Data records
>>>>
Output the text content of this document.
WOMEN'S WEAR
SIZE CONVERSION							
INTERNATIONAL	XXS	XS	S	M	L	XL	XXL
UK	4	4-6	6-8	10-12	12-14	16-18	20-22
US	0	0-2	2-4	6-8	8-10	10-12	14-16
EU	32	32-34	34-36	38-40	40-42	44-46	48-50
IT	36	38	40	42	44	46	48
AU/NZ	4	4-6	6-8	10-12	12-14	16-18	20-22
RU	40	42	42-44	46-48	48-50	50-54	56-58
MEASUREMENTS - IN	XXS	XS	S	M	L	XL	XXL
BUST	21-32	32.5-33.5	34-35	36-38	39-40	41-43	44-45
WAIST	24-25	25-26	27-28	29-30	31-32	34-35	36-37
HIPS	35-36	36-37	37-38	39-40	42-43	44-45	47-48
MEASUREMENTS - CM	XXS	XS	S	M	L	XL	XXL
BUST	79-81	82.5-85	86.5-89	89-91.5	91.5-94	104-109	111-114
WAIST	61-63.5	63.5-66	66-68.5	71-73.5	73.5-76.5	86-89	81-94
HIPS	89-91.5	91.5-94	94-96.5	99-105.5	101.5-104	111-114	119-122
<<<<
=== What you have to do ===
Transcribe every entry exactly, omitting nothing.

=== Solution ===
Output the text content of this document.
WOMEN'S WEAR
SIZE CONVERSION							
INTERNATIONAL	XXS	XS	S	M	L	XL	XXL
UK	4	4-6	6-8	10-12	12-14	16-18	20-22
US	0	0-2	2-4	6-8	8-10	10-12	14-16
EU	32	32-34	34-36	38-40	40-42	44-46	48-50
IT	36	38	40	42	44	46	48
AU/NZ	4	4-6	6-8	10-12	12-14	16-18	20-22
RU	40	42	42-44	46-48	48-50	50-54	56-58
MEASUREMENTS - IN	XXS	XS	S	M	L	XL	XXL
BUST	21-32	32.5-33.5	34-35	36-38	39-40	41-43	44-45
WAIST	24-25	25-26	27-28	29-30	31-32	34-35	36-37
HIPS	35-36	36-37	37-38	39-40	42-43	44-45	47-48
MEASUREMENTS - CM	XXS	XS	S	M	L	XL	XXL
BUST	79-81	82.5-85	86.5-89	89-91.5	91.5-94	104-109	111-114
WAIST	61-63.5	63.5-66	66-68.5	71-73.5	73.5-76.5	86-89	81-94
HIPS	89-91.5	91.5-94	94-96.5	99-105.5	101.5-104	111-114	119-122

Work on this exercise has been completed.